Stated exercise: Repeat the material below word for word and leave out all pictures.

── Input data

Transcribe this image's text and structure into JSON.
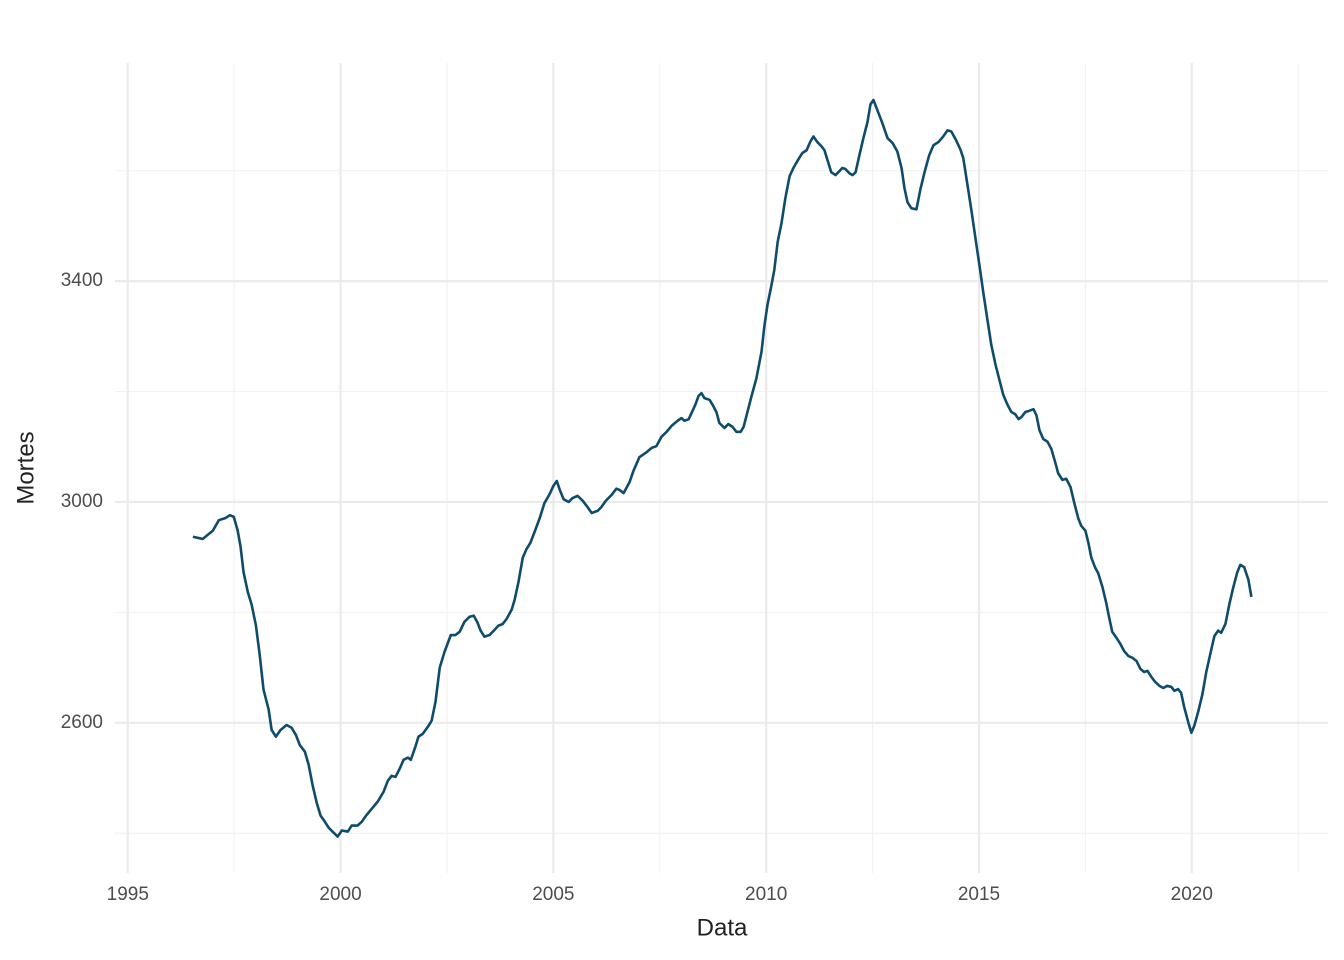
{
  "chart_data": {
    "type": "line",
    "x_label": "Data",
    "y_label": "Mortes",
    "color": "#0f4c6b",
    "grid": true,
    "xlim": [
      1994.7,
      2023.2
    ],
    "xticks": [
      1995,
      2000,
      2005,
      2010,
      2015,
      2020
    ],
    "xminorticks": [
      1997.5,
      2002.5,
      2007.5,
      2012.5,
      2017.5,
      2022.5
    ],
    "ylim": [
      2328,
      3795
    ],
    "yticks": [
      2600,
      3000,
      3400
    ],
    "yminorticks": [
      2400,
      2800,
      3200,
      3600
    ],
    "x": [
      1996.53,
      1996.76,
      1997.0,
      1997.14,
      1997.3,
      1997.4,
      1997.49,
      1997.58,
      1997.65,
      1997.72,
      1997.82,
      1997.91,
      1998.01,
      1998.1,
      1998.19,
      1998.31,
      1998.38,
      1998.48,
      1998.59,
      1998.73,
      1998.85,
      1998.95,
      1999.04,
      1999.16,
      1999.25,
      1999.34,
      1999.44,
      1999.53,
      1999.63,
      1999.72,
      1999.81,
      1999.93,
      2000.03,
      2000.17,
      2000.26,
      2000.4,
      2000.5,
      2000.61,
      2000.75,
      2000.87,
      2001.01,
      2001.11,
      2001.2,
      2001.29,
      2001.39,
      2001.48,
      2001.58,
      2001.65,
      2001.76,
      2001.83,
      2001.93,
      2002.07,
      2002.14,
      2002.23,
      2002.33,
      2002.44,
      2002.59,
      2002.7,
      2002.8,
      2002.91,
      2003.03,
      2003.13,
      2003.22,
      2003.29,
      2003.38,
      2003.5,
      2003.6,
      2003.71,
      2003.81,
      2003.9,
      2004.02,
      2004.09,
      2004.18,
      2004.28,
      2004.37,
      2004.46,
      2004.56,
      2004.68,
      2004.79,
      2004.91,
      2005.0,
      2005.08,
      2005.15,
      2005.24,
      2005.36,
      2005.45,
      2005.57,
      2005.69,
      2005.8,
      2005.9,
      2006.04,
      2006.13,
      2006.23,
      2006.37,
      2006.48,
      2006.55,
      2006.65,
      2006.79,
      2006.88,
      2007.02,
      2007.17,
      2007.31,
      2007.42,
      2007.54,
      2007.66,
      2007.78,
      2007.92,
      2008.01,
      2008.08,
      2008.18,
      2008.27,
      2008.34,
      2008.41,
      2008.48,
      2008.55,
      2008.67,
      2008.74,
      2008.83,
      2008.9,
      2009.02,
      2009.11,
      2009.21,
      2009.3,
      2009.4,
      2009.47,
      2009.56,
      2009.65,
      2009.77,
      2009.89,
      2009.96,
      2010.03,
      2010.12,
      2010.19,
      2010.27,
      2010.36,
      2010.45,
      2010.55,
      2010.64,
      2010.76,
      2010.85,
      2010.95,
      2011.04,
      2011.11,
      2011.2,
      2011.3,
      2011.37,
      2011.44,
      2011.53,
      2011.63,
      2011.72,
      2011.79,
      2011.86,
      2011.96,
      2012.03,
      2012.1,
      2012.19,
      2012.29,
      2012.38,
      2012.45,
      2012.52,
      2012.61,
      2012.73,
      2012.85,
      2012.97,
      2013.08,
      2013.18,
      2013.25,
      2013.32,
      2013.41,
      2013.53,
      2013.62,
      2013.72,
      2013.83,
      2013.93,
      2014.05,
      2014.16,
      2014.26,
      2014.35,
      2014.45,
      2014.56,
      2014.63,
      2014.73,
      2014.82,
      2014.91,
      2015.01,
      2015.1,
      2015.2,
      2015.29,
      2015.39,
      2015.48,
      2015.57,
      2015.67,
      2015.76,
      2015.85,
      2015.93,
      2016.0,
      2016.09,
      2016.18,
      2016.28,
      2016.35,
      2016.42,
      2016.51,
      2016.61,
      2016.7,
      2016.79,
      2016.86,
      2016.96,
      2017.05,
      2017.15,
      2017.24,
      2017.33,
      2017.4,
      2017.5,
      2017.57,
      2017.64,
      2017.73,
      2017.8,
      2017.9,
      2017.99,
      2018.06,
      2018.13,
      2018.23,
      2018.32,
      2018.41,
      2018.51,
      2018.6,
      2018.7,
      2018.79,
      2018.88,
      2018.96,
      2019.05,
      2019.14,
      2019.24,
      2019.33,
      2019.42,
      2019.52,
      2019.59,
      2019.68,
      2019.75,
      2019.82,
      2019.92,
      2019.99,
      2020.06,
      2020.15,
      2020.25,
      2020.34,
      2020.43,
      2020.53,
      2020.62,
      2020.69,
      2020.79,
      2020.88,
      2020.97,
      2021.07,
      2021.14,
      2021.23,
      2021.33,
      2021.4
    ],
    "values": [
      2937,
      2933,
      2948,
      2967,
      2971,
      2976,
      2973,
      2949,
      2919,
      2873,
      2837,
      2814,
      2777,
      2723,
      2660,
      2624,
      2587,
      2575,
      2587,
      2596,
      2591,
      2578,
      2560,
      2548,
      2524,
      2488,
      2455,
      2432,
      2421,
      2410,
      2403,
      2394,
      2405,
      2403,
      2414,
      2414,
      2421,
      2433,
      2446,
      2457,
      2475,
      2495,
      2504,
      2502,
      2517,
      2533,
      2537,
      2533,
      2557,
      2575,
      2580,
      2595,
      2604,
      2638,
      2700,
      2728,
      2759,
      2759,
      2765,
      2783,
      2792,
      2794,
      2781,
      2767,
      2756,
      2759,
      2767,
      2776,
      2779,
      2788,
      2805,
      2823,
      2855,
      2899,
      2915,
      2926,
      2946,
      2971,
      2998,
      3014,
      3029,
      3038,
      3022,
      3005,
      3000,
      3007,
      3011,
      3002,
      2991,
      2980,
      2984,
      2991,
      3002,
      3013,
      3024,
      3022,
      3016,
      3036,
      3056,
      3081,
      3089,
      3098,
      3101,
      3118,
      3127,
      3138,
      3147,
      3152,
      3147,
      3150,
      3165,
      3177,
      3192,
      3197,
      3188,
      3185,
      3176,
      3163,
      3143,
      3134,
      3141,
      3136,
      3127,
      3127,
      3136,
      3163,
      3190,
      3224,
      3272,
      3320,
      3357,
      3391,
      3420,
      3471,
      3505,
      3550,
      3590,
      3605,
      3621,
      3632,
      3637,
      3653,
      3662,
      3652,
      3644,
      3637,
      3619,
      3597,
      3592,
      3599,
      3605,
      3603,
      3595,
      3592,
      3597,
      3628,
      3661,
      3688,
      3720,
      3728,
      3710,
      3686,
      3659,
      3650,
      3635,
      3605,
      3568,
      3543,
      3532,
      3530,
      3565,
      3597,
      3628,
      3646,
      3652,
      3662,
      3673,
      3671,
      3657,
      3639,
      3623,
      3574,
      3529,
      3481,
      3429,
      3380,
      3329,
      3284,
      3248,
      3221,
      3194,
      3176,
      3163,
      3159,
      3150,
      3154,
      3163,
      3165,
      3168,
      3157,
      3130,
      3114,
      3109,
      3096,
      3072,
      3052,
      3040,
      3042,
      3027,
      2998,
      2971,
      2957,
      2948,
      2926,
      2899,
      2881,
      2871,
      2846,
      2817,
      2790,
      2765,
      2754,
      2743,
      2730,
      2721,
      2718,
      2712,
      2698,
      2692,
      2694,
      2683,
      2674,
      2667,
      2663,
      2667,
      2665,
      2658,
      2661,
      2654,
      2629,
      2600,
      2582,
      2595,
      2620,
      2652,
      2692,
      2723,
      2757,
      2767,
      2763,
      2779,
      2814,
      2844,
      2873,
      2886,
      2882,
      2859,
      2828
    ]
  }
}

────

Correct answer:
Transcribe this image's text and structure into JSON.
{
  "chart_data": {
    "type": "line",
    "x_label": "Data",
    "y_label": "Mortes",
    "color": "#0f4c6b",
    "grid": true,
    "xlim": [
      1994.7,
      2023.2
    ],
    "xticks": [
      1995,
      2000,
      2005,
      2010,
      2015,
      2020
    ],
    "xminorticks": [
      1997.5,
      2002.5,
      2007.5,
      2012.5,
      2017.5,
      2022.5
    ],
    "ylim": [
      2328,
      3795
    ],
    "yticks": [
      2600,
      3000,
      3400
    ],
    "yminorticks": [
      2400,
      2800,
      3200,
      3600
    ],
    "x": [
      1996.53,
      1996.76,
      1997.0,
      1997.14,
      1997.3,
      1997.4,
      1997.49,
      1997.58,
      1997.65,
      1997.72,
      1997.82,
      1997.91,
      1998.01,
      1998.1,
      1998.19,
      1998.31,
      1998.38,
      1998.48,
      1998.59,
      1998.73,
      1998.85,
      1998.95,
      1999.04,
      1999.16,
      1999.25,
      1999.34,
      1999.44,
      1999.53,
      1999.63,
      1999.72,
      1999.81,
      1999.93,
      2000.03,
      2000.17,
      2000.26,
      2000.4,
      2000.5,
      2000.61,
      2000.75,
      2000.87,
      2001.01,
      2001.11,
      2001.2,
      2001.29,
      2001.39,
      2001.48,
      2001.58,
      2001.65,
      2001.76,
      2001.83,
      2001.93,
      2002.07,
      2002.14,
      2002.23,
      2002.33,
      2002.44,
      2002.59,
      2002.7,
      2002.8,
      2002.91,
      2003.03,
      2003.13,
      2003.22,
      2003.29,
      2003.38,
      2003.5,
      2003.6,
      2003.71,
      2003.81,
      2003.9,
      2004.02,
      2004.09,
      2004.18,
      2004.28,
      2004.37,
      2004.46,
      2004.56,
      2004.68,
      2004.79,
      2004.91,
      2005.0,
      2005.08,
      2005.15,
      2005.24,
      2005.36,
      2005.45,
      2005.57,
      2005.69,
      2005.8,
      2005.9,
      2006.04,
      2006.13,
      2006.23,
      2006.37,
      2006.48,
      2006.55,
      2006.65,
      2006.79,
      2006.88,
      2007.02,
      2007.17,
      2007.31,
      2007.42,
      2007.54,
      2007.66,
      2007.78,
      2007.92,
      2008.01,
      2008.08,
      2008.18,
      2008.27,
      2008.34,
      2008.41,
      2008.48,
      2008.55,
      2008.67,
      2008.74,
      2008.83,
      2008.9,
      2009.02,
      2009.11,
      2009.21,
      2009.3,
      2009.4,
      2009.47,
      2009.56,
      2009.65,
      2009.77,
      2009.89,
      2009.96,
      2010.03,
      2010.12,
      2010.19,
      2010.27,
      2010.36,
      2010.45,
      2010.55,
      2010.64,
      2010.76,
      2010.85,
      2010.95,
      2011.04,
      2011.11,
      2011.2,
      2011.3,
      2011.37,
      2011.44,
      2011.53,
      2011.63,
      2011.72,
      2011.79,
      2011.86,
      2011.96,
      2012.03,
      2012.1,
      2012.19,
      2012.29,
      2012.38,
      2012.45,
      2012.52,
      2012.61,
      2012.73,
      2012.85,
      2012.97,
      2013.08,
      2013.18,
      2013.25,
      2013.32,
      2013.41,
      2013.53,
      2013.62,
      2013.72,
      2013.83,
      2013.93,
      2014.05,
      2014.16,
      2014.26,
      2014.35,
      2014.45,
      2014.56,
      2014.63,
      2014.73,
      2014.82,
      2014.91,
      2015.01,
      2015.1,
      2015.2,
      2015.29,
      2015.39,
      2015.48,
      2015.57,
      2015.67,
      2015.76,
      2015.85,
      2015.93,
      2016.0,
      2016.09,
      2016.18,
      2016.28,
      2016.35,
      2016.42,
      2016.51,
      2016.61,
      2016.7,
      2016.79,
      2016.86,
      2016.96,
      2017.05,
      2017.15,
      2017.24,
      2017.33,
      2017.4,
      2017.5,
      2017.57,
      2017.64,
      2017.73,
      2017.8,
      2017.9,
      2017.99,
      2018.06,
      2018.13,
      2018.23,
      2018.32,
      2018.41,
      2018.51,
      2018.6,
      2018.7,
      2018.79,
      2018.88,
      2018.96,
      2019.05,
      2019.14,
      2019.24,
      2019.33,
      2019.42,
      2019.52,
      2019.59,
      2019.68,
      2019.75,
      2019.82,
      2019.92,
      2019.99,
      2020.06,
      2020.15,
      2020.25,
      2020.34,
      2020.43,
      2020.53,
      2020.62,
      2020.69,
      2020.79,
      2020.88,
      2020.97,
      2021.07,
      2021.14,
      2021.23,
      2021.33,
      2021.4
    ],
    "values": [
      2937,
      2933,
      2948,
      2967,
      2971,
      2976,
      2973,
      2949,
      2919,
      2873,
      2837,
      2814,
      2777,
      2723,
      2660,
      2624,
      2587,
      2575,
      2587,
      2596,
      2591,
      2578,
      2560,
      2548,
      2524,
      2488,
      2455,
      2432,
      2421,
      2410,
      2403,
      2394,
      2405,
      2403,
      2414,
      2414,
      2421,
      2433,
      2446,
      2457,
      2475,
      2495,
      2504,
      2502,
      2517,
      2533,
      2537,
      2533,
      2557,
      2575,
      2580,
      2595,
      2604,
      2638,
      2700,
      2728,
      2759,
      2759,
      2765,
      2783,
      2792,
      2794,
      2781,
      2767,
      2756,
      2759,
      2767,
      2776,
      2779,
      2788,
      2805,
      2823,
      2855,
      2899,
      2915,
      2926,
      2946,
      2971,
      2998,
      3014,
      3029,
      3038,
      3022,
      3005,
      3000,
      3007,
      3011,
      3002,
      2991,
      2980,
      2984,
      2991,
      3002,
      3013,
      3024,
      3022,
      3016,
      3036,
      3056,
      3081,
      3089,
      3098,
      3101,
      3118,
      3127,
      3138,
      3147,
      3152,
      3147,
      3150,
      3165,
      3177,
      3192,
      3197,
      3188,
      3185,
      3176,
      3163,
      3143,
      3134,
      3141,
      3136,
      3127,
      3127,
      3136,
      3163,
      3190,
      3224,
      3272,
      3320,
      3357,
      3391,
      3420,
      3471,
      3505,
      3550,
      3590,
      3605,
      3621,
      3632,
      3637,
      3653,
      3662,
      3652,
      3644,
      3637,
      3619,
      3597,
      3592,
      3599,
      3605,
      3603,
      3595,
      3592,
      3597,
      3628,
      3661,
      3688,
      3720,
      3728,
      3710,
      3686,
      3659,
      3650,
      3635,
      3605,
      3568,
      3543,
      3532,
      3530,
      3565,
      3597,
      3628,
      3646,
      3652,
      3662,
      3673,
      3671,
      3657,
      3639,
      3623,
      3574,
      3529,
      3481,
      3429,
      3380,
      3329,
      3284,
      3248,
      3221,
      3194,
      3176,
      3163,
      3159,
      3150,
      3154,
      3163,
      3165,
      3168,
      3157,
      3130,
      3114,
      3109,
      3096,
      3072,
      3052,
      3040,
      3042,
      3027,
      2998,
      2971,
      2957,
      2948,
      2926,
      2899,
      2881,
      2871,
      2846,
      2817,
      2790,
      2765,
      2754,
      2743,
      2730,
      2721,
      2718,
      2712,
      2698,
      2692,
      2694,
      2683,
      2674,
      2667,
      2663,
      2667,
      2665,
      2658,
      2661,
      2654,
      2629,
      2600,
      2582,
      2595,
      2620,
      2652,
      2692,
      2723,
      2757,
      2767,
      2763,
      2779,
      2814,
      2844,
      2873,
      2886,
      2882,
      2859,
      2828
    ]
  }
}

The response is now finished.